Material supplied:
▬▬▬▬▬▬▬▬▬▬
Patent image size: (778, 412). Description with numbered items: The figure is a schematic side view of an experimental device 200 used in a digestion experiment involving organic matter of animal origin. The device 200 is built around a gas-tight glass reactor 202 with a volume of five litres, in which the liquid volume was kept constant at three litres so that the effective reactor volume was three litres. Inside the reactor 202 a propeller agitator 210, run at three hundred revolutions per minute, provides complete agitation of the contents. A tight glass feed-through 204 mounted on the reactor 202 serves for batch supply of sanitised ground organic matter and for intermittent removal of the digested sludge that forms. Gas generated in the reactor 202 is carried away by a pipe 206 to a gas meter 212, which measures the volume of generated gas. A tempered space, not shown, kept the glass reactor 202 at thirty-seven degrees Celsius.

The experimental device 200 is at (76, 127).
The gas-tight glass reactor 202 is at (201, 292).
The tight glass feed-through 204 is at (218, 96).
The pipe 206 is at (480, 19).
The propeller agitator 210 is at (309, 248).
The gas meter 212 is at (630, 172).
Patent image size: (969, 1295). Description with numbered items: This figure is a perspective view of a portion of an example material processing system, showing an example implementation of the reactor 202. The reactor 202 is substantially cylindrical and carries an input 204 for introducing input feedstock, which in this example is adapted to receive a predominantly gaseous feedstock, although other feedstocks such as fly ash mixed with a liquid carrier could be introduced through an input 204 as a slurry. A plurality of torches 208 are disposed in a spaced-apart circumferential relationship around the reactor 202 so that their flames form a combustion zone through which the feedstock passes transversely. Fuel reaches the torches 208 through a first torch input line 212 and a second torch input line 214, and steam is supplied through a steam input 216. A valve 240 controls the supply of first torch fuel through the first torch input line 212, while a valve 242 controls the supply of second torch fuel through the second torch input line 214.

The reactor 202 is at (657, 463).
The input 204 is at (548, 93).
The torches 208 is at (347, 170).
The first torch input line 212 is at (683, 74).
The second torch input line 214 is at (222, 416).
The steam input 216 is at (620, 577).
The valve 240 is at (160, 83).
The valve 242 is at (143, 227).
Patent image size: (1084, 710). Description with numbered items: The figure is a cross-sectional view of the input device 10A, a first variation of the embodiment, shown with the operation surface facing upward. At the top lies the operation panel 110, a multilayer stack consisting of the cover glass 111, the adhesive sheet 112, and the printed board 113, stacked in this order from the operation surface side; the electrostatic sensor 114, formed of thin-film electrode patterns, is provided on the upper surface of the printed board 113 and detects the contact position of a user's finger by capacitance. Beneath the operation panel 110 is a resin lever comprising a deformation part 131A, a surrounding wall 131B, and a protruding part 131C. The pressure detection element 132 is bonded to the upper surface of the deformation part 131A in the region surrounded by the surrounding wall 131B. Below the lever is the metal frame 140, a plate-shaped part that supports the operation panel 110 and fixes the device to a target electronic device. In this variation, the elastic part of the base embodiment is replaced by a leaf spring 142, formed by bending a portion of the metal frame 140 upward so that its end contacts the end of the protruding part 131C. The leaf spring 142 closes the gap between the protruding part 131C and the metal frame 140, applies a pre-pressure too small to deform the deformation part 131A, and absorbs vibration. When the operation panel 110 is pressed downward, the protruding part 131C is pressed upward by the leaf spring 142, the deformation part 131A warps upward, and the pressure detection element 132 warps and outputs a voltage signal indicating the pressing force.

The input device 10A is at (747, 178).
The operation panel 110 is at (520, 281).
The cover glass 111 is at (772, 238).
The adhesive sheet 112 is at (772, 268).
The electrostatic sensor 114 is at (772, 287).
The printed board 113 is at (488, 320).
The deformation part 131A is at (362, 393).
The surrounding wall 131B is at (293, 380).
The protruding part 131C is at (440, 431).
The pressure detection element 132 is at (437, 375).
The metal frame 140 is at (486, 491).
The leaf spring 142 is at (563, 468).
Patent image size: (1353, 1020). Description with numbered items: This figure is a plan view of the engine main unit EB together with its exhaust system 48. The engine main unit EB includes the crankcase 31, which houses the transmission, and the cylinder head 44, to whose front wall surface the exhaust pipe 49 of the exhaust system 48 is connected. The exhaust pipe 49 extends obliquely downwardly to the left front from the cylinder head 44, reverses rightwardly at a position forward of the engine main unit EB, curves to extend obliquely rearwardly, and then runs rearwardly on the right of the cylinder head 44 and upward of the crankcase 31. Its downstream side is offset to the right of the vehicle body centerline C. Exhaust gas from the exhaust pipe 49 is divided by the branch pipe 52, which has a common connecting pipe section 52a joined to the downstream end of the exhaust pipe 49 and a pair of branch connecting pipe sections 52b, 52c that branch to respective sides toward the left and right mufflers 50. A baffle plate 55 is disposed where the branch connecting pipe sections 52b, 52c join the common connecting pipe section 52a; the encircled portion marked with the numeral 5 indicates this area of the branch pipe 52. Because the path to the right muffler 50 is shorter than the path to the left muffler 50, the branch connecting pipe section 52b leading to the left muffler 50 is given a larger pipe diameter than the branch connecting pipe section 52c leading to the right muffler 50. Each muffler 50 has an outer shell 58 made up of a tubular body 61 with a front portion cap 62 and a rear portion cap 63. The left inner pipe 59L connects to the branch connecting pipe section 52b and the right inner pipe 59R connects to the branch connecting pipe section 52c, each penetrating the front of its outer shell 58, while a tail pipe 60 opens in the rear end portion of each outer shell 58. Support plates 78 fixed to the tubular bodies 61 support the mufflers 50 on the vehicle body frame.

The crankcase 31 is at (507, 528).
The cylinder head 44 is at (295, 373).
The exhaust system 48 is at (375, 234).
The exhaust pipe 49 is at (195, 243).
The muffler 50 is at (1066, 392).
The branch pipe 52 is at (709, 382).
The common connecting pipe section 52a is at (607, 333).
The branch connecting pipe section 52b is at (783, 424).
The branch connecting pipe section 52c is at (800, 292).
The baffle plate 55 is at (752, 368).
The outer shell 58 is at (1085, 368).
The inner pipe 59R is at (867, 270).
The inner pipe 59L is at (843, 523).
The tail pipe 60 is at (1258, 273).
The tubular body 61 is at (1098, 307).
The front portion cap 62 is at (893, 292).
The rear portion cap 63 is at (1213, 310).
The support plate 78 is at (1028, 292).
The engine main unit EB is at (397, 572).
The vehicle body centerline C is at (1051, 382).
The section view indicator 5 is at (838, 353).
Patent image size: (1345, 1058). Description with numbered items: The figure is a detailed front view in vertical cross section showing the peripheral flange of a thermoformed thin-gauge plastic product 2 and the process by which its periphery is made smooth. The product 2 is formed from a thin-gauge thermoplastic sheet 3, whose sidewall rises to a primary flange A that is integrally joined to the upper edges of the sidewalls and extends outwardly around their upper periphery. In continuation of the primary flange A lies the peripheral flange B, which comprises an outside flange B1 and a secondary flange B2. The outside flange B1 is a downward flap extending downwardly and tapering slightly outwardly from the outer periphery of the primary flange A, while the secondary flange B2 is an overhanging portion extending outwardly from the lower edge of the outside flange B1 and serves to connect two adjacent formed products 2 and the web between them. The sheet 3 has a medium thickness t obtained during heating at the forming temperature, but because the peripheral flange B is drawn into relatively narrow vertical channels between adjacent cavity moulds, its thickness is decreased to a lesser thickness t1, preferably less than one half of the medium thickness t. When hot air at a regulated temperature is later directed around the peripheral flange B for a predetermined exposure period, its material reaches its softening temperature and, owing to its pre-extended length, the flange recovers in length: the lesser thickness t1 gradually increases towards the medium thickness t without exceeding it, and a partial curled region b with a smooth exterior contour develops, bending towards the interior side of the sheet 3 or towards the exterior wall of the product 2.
▬▬▬▬▬▬▬▬▬▬
Starting at the beginning of the records and ending with the line that contains "The gas meter 212 is at (630, 172).", quote those lines word for word, including that final line.

Response:
Patent image size: (778, 412). Description with numbered items: The figure is a schematic side view of an experimental device 200 used in a digestion experiment involving organic matter of animal origin. The device 200 is built around a gas-tight glass reactor 202 with a volume of five litres, in which the liquid volume was kept constant at three litres so that the effective reactor volume was three litres. Inside the reactor 202 a propeller agitator 210, run at three hundred revolutions per minute, provides complete agitation of the contents. A tight glass feed-through 204 mounted on the reactor 202 serves for batch supply of sanitised ground organic matter and for intermittent removal of the digested sludge that forms. Gas generated in the reactor 202 is carried away by a pipe 206 to a gas meter 212, which measures the volume of generated gas. A tempered space, not shown, kept the glass reactor 202 at thirty-seven degrees Celsius.

The experimental device 200 is at (76, 127).
The gas-tight glass reactor 202 is at (201, 292).
The tight glass feed-through 204 is at (218, 96).
The pipe 206 is at (480, 19).
The propeller agitator 210 is at (309, 248).
The gas meter 212 is at (630, 172).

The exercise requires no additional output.